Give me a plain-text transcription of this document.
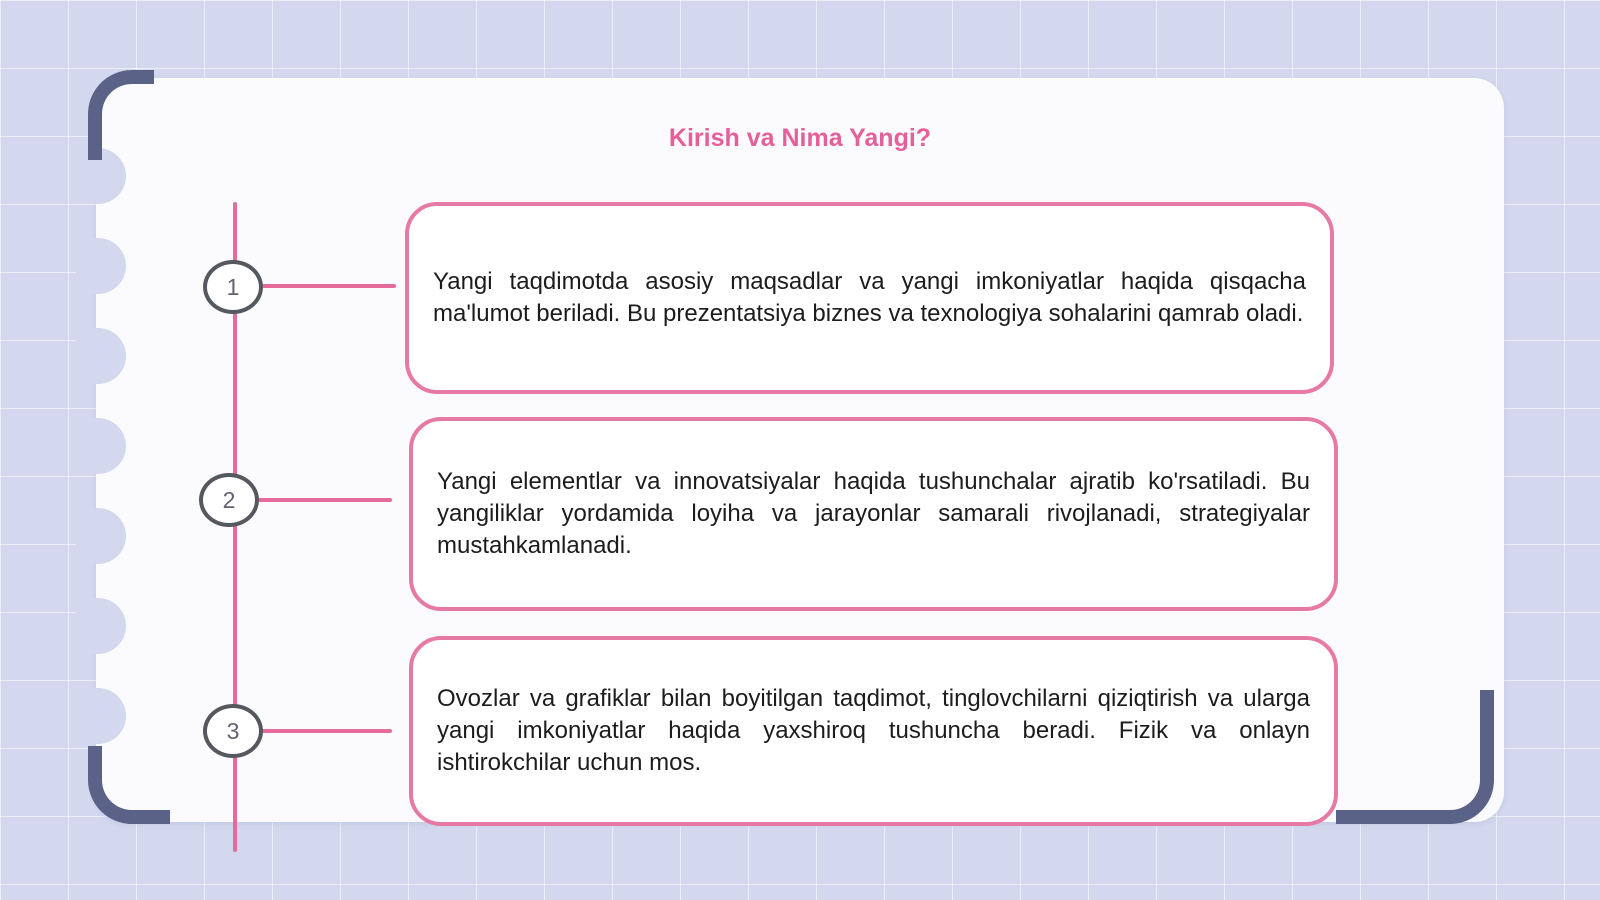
Kirish va Nima Yangi?
1
2
3

Yangi taqdimotda asosiy maqsadlar va yangi imkoniyatlar haqida qisqacha ma'lumot beriladi. Bu prezentatsiya biznes va texnologiya sohalarini qamrab oladi.

Yangi elementlar va innovatsiyalar haqida tushunchalar ajratib ko'rsatiladi. Bu yangiliklar yordamida loyiha va jarayonlar samarali rivojlanadi, strategiyalar mustahkamlanadi.

Ovozlar va grafiklar bilan boyitilgan taqdimot, tinglovchilarni qiziqtirish va ularga yangi imkoniyatlar haqida yaxshiroq tushuncha beradi. Fizik va onlayn ishtirokchilar uchun mos.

===

* **PROBLEM TO SOLVE**
Do not include images; quote all of the entries above exactly.

* **RESULT BELOW**
Give me a plain-text transcription of this document.
Kirish va Nima Yangi?
1
2
3

Yangi taqdimotda asosiy maqsadlar va yangi imkoniyatlar haqida qisqacha ma'lumot beriladi. Bu prezentatsiya biznes va texnologiya sohalarini qamrab oladi.

Yangi elementlar va innovatsiyalar haqida tushunchalar ajratib ko'rsatiladi. Bu yangiliklar yordamida loyiha va jarayonlar samarali rivojlanadi, strategiyalar mustahkamlanadi.

Ovozlar va grafiklar bilan boyitilgan taqdimot, tinglovchilarni qiziqtirish va ularga yangi imkoniyatlar haqida yaxshiroq tushuncha beradi. Fizik va onlayn ishtirokchilar uchun mos.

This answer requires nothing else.